### [Description of the task]
Quote the whole listing word for word. Do not include the pictures.

### [Listed records]
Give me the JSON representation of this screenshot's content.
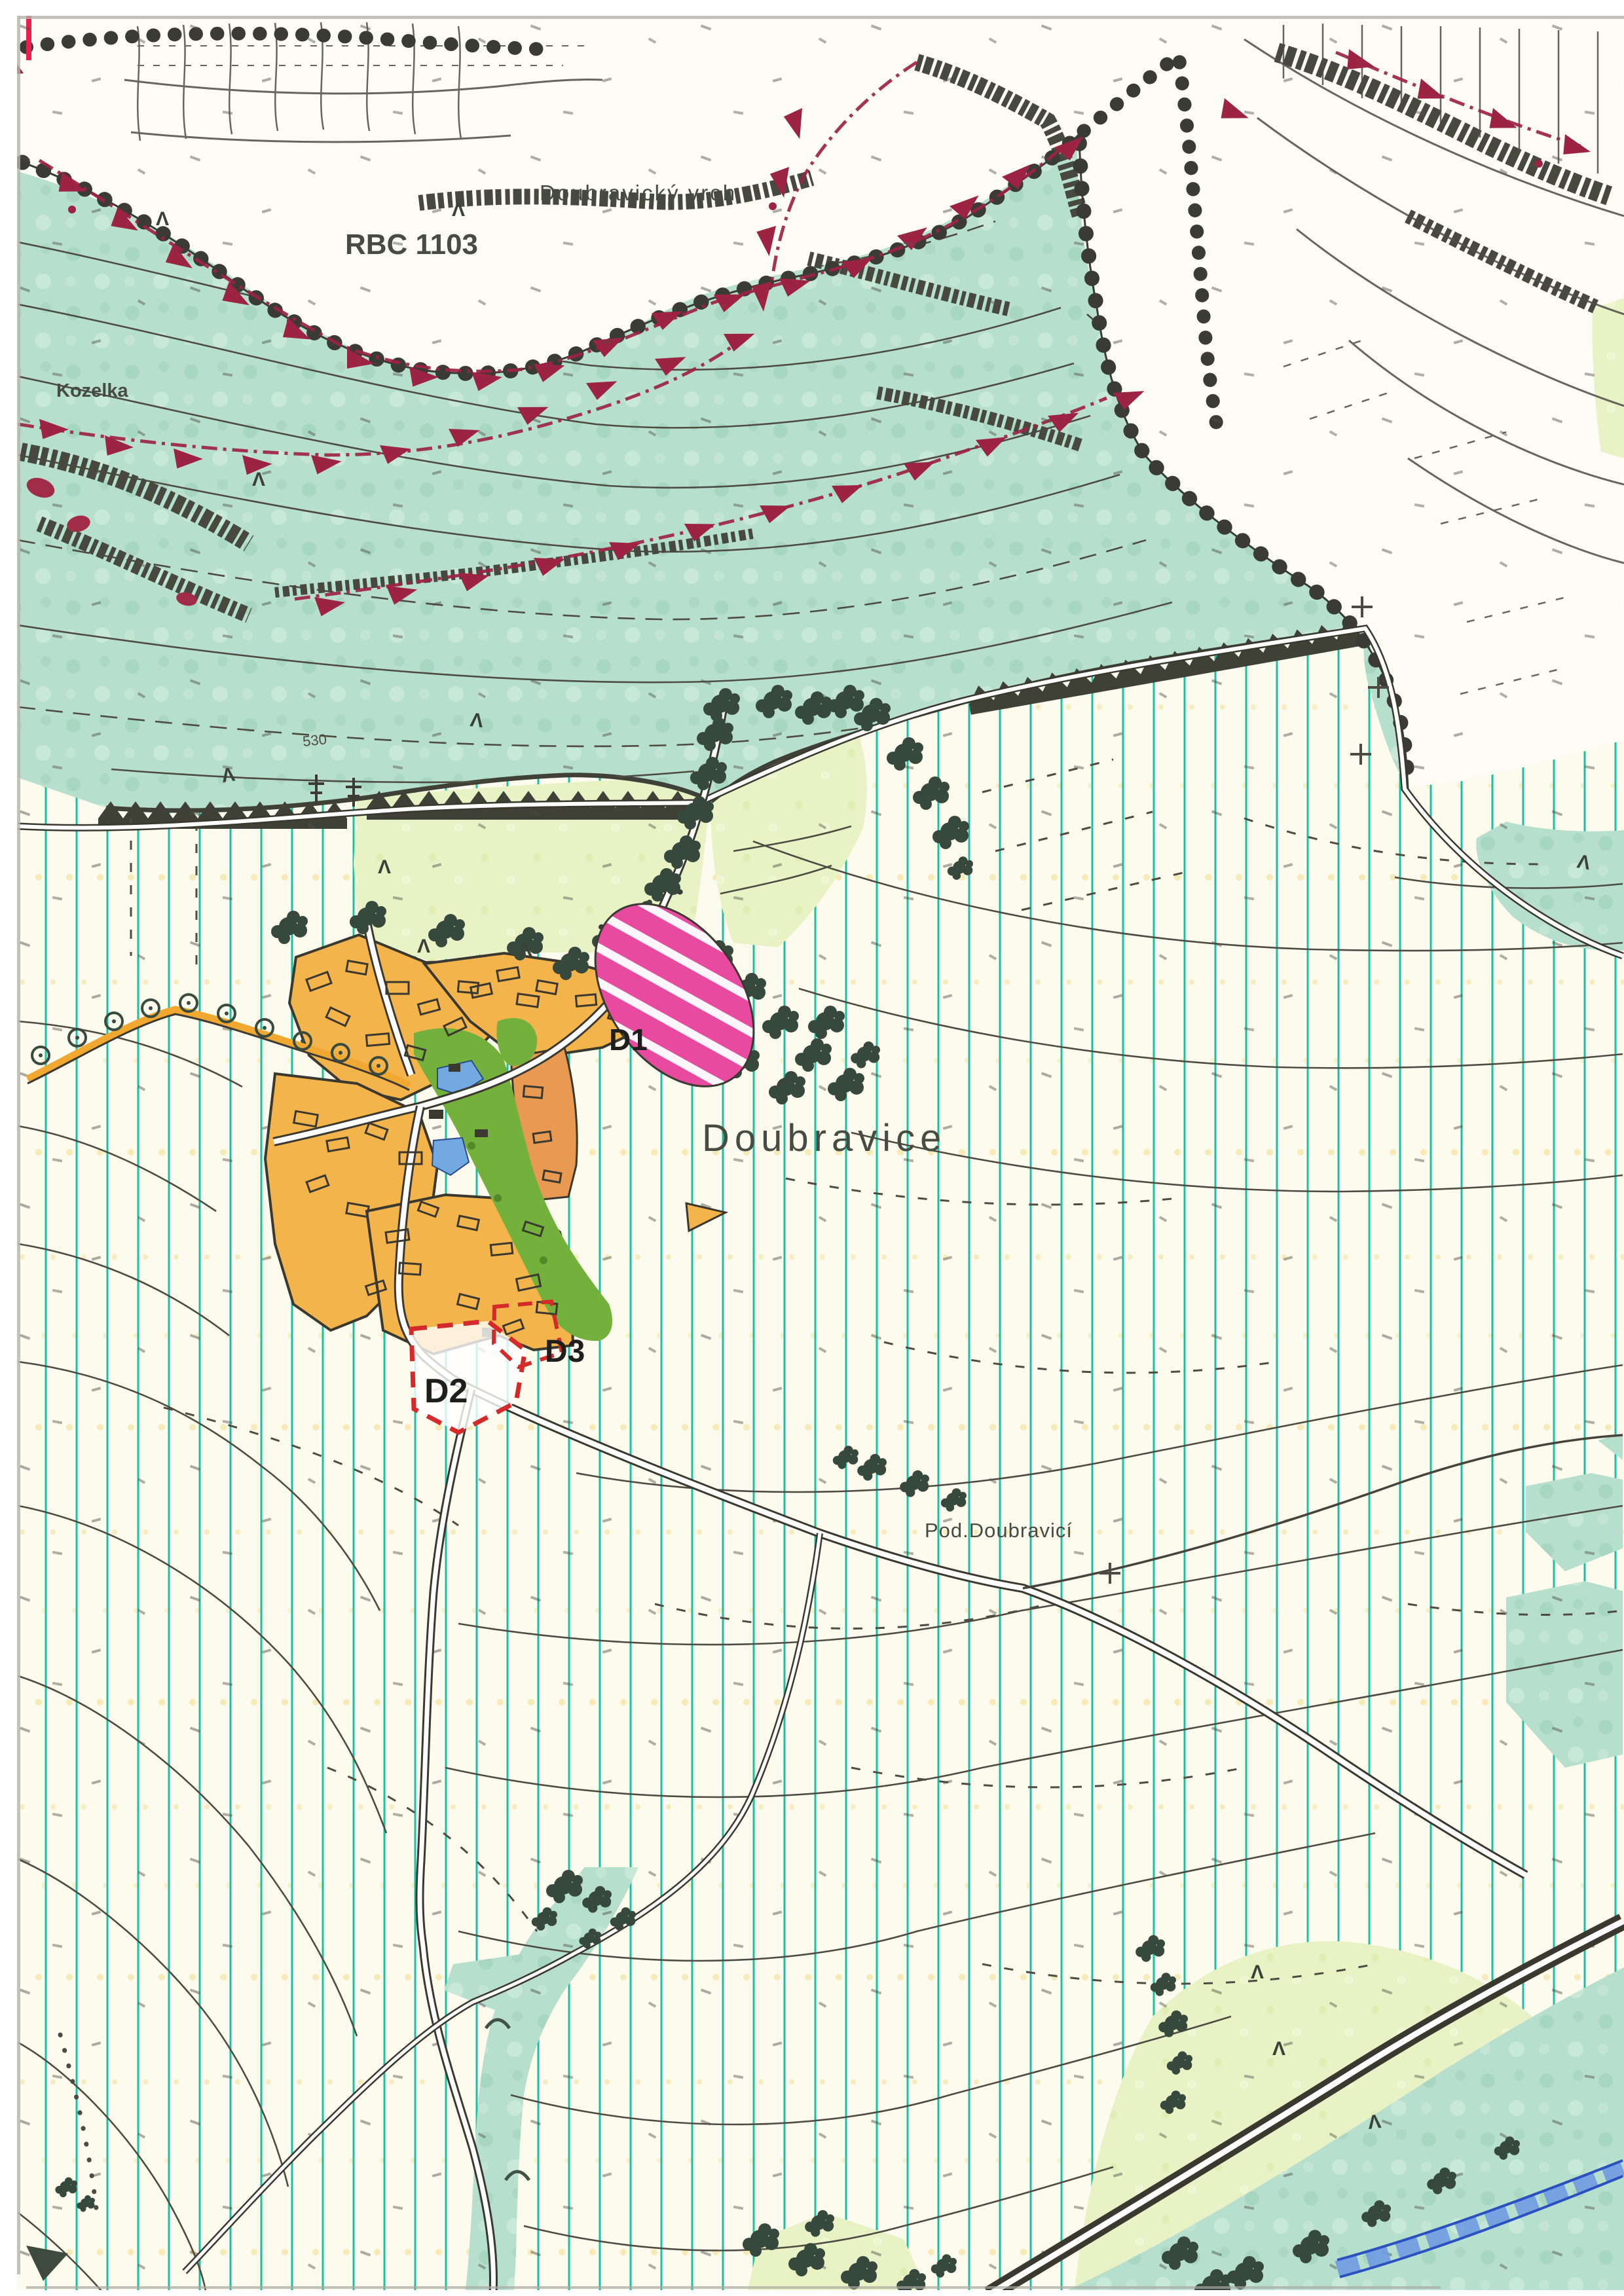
{
  "map": {
    "description": "Scanned municipal land-use plan sheet (územní plán) around the village of Doubravice",
    "labels": {
      "rbc": "RBC 1103",
      "hill": "Doubravický vrch",
      "rock_outcrop": "Kozelka",
      "village": "Doubravice",
      "locality": "Pod.Doubravicí",
      "contour_elevation": "530",
      "dev_area_1": "D1",
      "dev_area_2": "D2",
      "dev_area_3": "D3"
    },
    "palette": {
      "forest_teal": "#b6dfcd",
      "meadow_background": "#fdfaee",
      "meadow_hatch_line": "#16c29f",
      "field_pale_green": "#e9f2c5",
      "village_orange": "#f4b44c",
      "village_orange_dark": "#e89a52",
      "garden_green": "#74b13c",
      "pond_blue": "#72a9e0",
      "development_pink": "#e84aa0",
      "development_dash_red": "#d42a2a",
      "biocorridor_maroon": "#9d2342",
      "tree_dark_green": "#37493c",
      "contour_gray": "#4e4c42",
      "boundary_dot_black": "#3b3b36",
      "river_blue": "#2b50c0",
      "label_gray": "#474c42"
    }
  }
}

### [Exercise solution]
Give me the JSON representation of this screenshot's content.
{
  "map": {
    "description": "Scanned municipal land-use plan sheet (územní plán) around the village of Doubravice",
    "labels": {
      "rbc": "RBC 1103",
      "hill": "Doubravický vrch",
      "rock_outcrop": "Kozelka",
      "village": "Doubravice",
      "locality": "Pod.Doubravicí",
      "contour_elevation": "530",
      "dev_area_1": "D1",
      "dev_area_2": "D2",
      "dev_area_3": "D3"
    },
    "palette": {
      "forest_teal": "#b6dfcd",
      "meadow_background": "#fdfaee",
      "meadow_hatch_line": "#16c29f",
      "field_pale_green": "#e9f2c5",
      "village_orange": "#f4b44c",
      "village_orange_dark": "#e89a52",
      "garden_green": "#74b13c",
      "pond_blue": "#72a9e0",
      "development_pink": "#e84aa0",
      "development_dash_red": "#d42a2a",
      "biocorridor_maroon": "#9d2342",
      "tree_dark_green": "#37493c",
      "contour_gray": "#4e4c42",
      "boundary_dot_black": "#3b3b36",
      "river_blue": "#2b50c0",
      "label_gray": "#474c42"
    }
  }
}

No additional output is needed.